━━ Records to process ━━

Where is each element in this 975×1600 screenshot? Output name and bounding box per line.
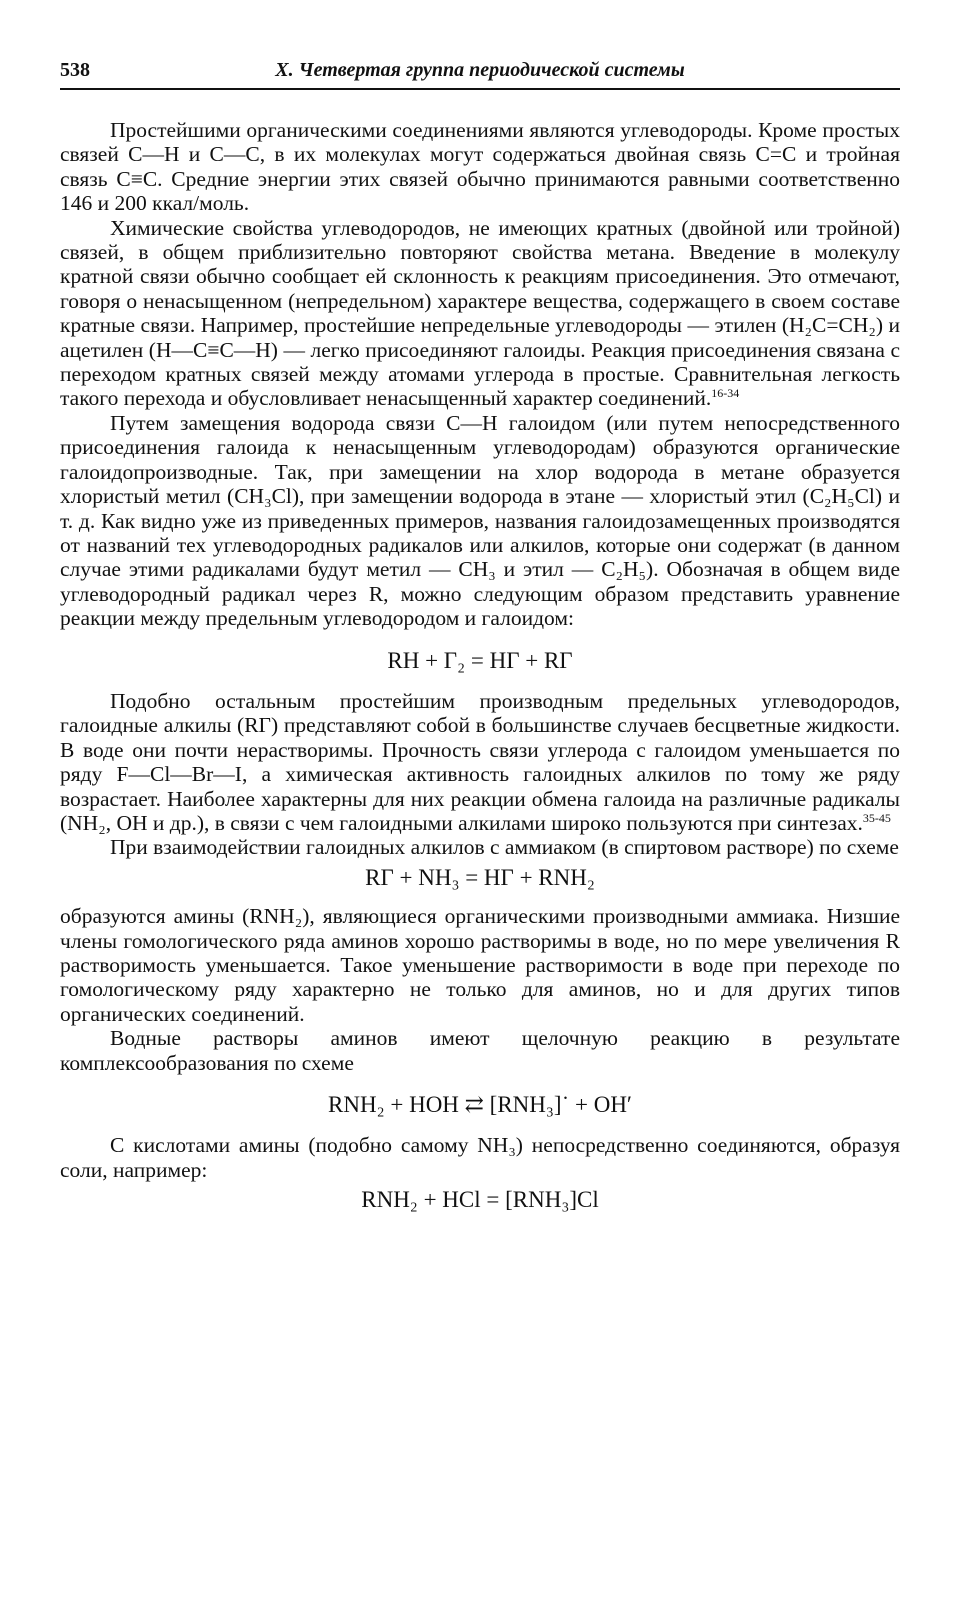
equation-complexation: RNH₂ + HOH ⇄ [RNH₃]˙ + OH′: [328, 1092, 632, 1118]
running-title: X. Четвертая группа периодической системы: [275, 59, 685, 81]
paragraph-aqueous-amines: Водные растворы аминов имеют щелочную реакцию в результате комплексообразования по схеме: [60, 1026, 900, 1075]
equation-salt-formation: RNH₂ + HCl = [RNH₃]Cl: [361, 1187, 599, 1213]
paragraph-unsaturated-text: Химические свойства углеводородов, не имеющих кратных (двойной или тройной) связей, в общем приблизительно повторяют свойства метана. Введение в молекулу кратной связи обычно сообщает ей склонность к реакциям присоединения. Это отмечают, говоря о ненасыщенном (непредельном) характере вещества, содержащего в своем составе кратные связи. Например, простейшие непредельные углеводороды — этилен (H₂C=CH₂) и ацетилен (H—C≡C—H) — легко присоединяют галоиды. Реакция присоединения связана с переходом кратных связей между атомами углерода в простые. Сравнительная легкость такого перехода и обусловливает ненасыщенный характер соединений.: [60, 215, 900, 411]
paragraph-salts: С кислотами амины (подобно самому NH₃) непосредственно соединяются, образуя соли, например:: [60, 1133, 900, 1182]
document-page: [60, 58, 900, 1227]
paragraph-alkyl-halides: [60, 689, 900, 835]
page-header: [60, 58, 900, 90]
paragraph-halogen-derivatives: Путем замещения водорода связи C—H галоидом (или путем непосредственного присоединения галоида к ненасыщенным углеводородам) образуются органические галоидопроизводные. Так, при замещении на хлор водорода в метане образуется хлористый метил (CH₃Cl), при замещении водорода в этане — хлористый этил (C₂H₅Cl) и т. д. Как видно уже из приведенных примеров, названия галоидозамещенных производятся от названий тех углеводородных радикалов или алкилов, которые они содержат (в данном случае этими радикалами будут метил — CH₃ и этил — C₂H₅). Обозначая в общем виде углеводородный радикал через R, можно следующим образом представить уравнение реакции между предельным углеводородом и галоидом:: [60, 410, 900, 631]
equation-amination: RГ + NH₃ = HГ + RNH₂: [365, 864, 595, 890]
paragraph-hydrocarbons: Простейшими органическими соединениями являются углеводороды. Кроме простых связей C—H и C—C, в их молекулах могут содержаться двойная связь C=C и тройная связь C≡C. Средние энергии этих связей обычно принимаются равными соответственно 146 и 200 ккал/моль.: [60, 118, 900, 216]
reference-marker: 16-34: [711, 386, 740, 401]
equation-halogenation: RH + Г₂ = HГ + RГ: [387, 647, 573, 673]
reference-marker: 35-45: [862, 810, 891, 825]
page-number: 538: [60, 59, 90, 81]
paragraph-alkyl-halides-text: Подобно остальным простейшим производным предельных углеводородов, галоидные алкилы (RГ) представляют собой в большинстве случаев бесцветные жидкости. В воде они почти нерастворимы. Прочность связи углерода с галоидом уменьшается по ряду F—Cl—Br—I, а химическая активность галоидных алкилов по тому же ряду возрастает. Наиболее характерны для них реакции обмена галоида на различные радикалы (NH₂, OH и др.), в связи с чем галоидными алкилами широко пользуются при синтезах.: [60, 688, 900, 835]
paragraph-ammonia-reaction: При взаимодействии галоидных алкилов с аммиаком (в спиртовом растворе) по схеме: [110, 835, 899, 860]
paragraph-amines: образуются амины (RNH₂), являющиеся органическими производными аммиака. Низшие члены гомологического ряда аминов хорошо растворимы в воде, но по мере увеличения R растворимость уменьшается. Такое уменьшение растворимости в воде при переходе по гомологическому ряду характерно не только для аминов, но и для других типов органических соединений.: [60, 904, 900, 1026]
paragraph-unsaturated: [60, 216, 900, 411]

━━━

To be done:
Show every line of the material above that contains the string "equation".

Full output:
equation-complexation: RNH₂ + HOH ⇄ [RNH₃]˙ + OH′: [328, 1092, 632, 1118]
equation-salt-formation: RNH₂ + HCl = [RNH₃]Cl: [361, 1187, 599, 1213]
equation-amination: RГ + NH₃ = HГ + RNH₂: [365, 864, 595, 890]
equation-halogenation: RH + Г₂ = HГ + RГ: [387, 647, 573, 673]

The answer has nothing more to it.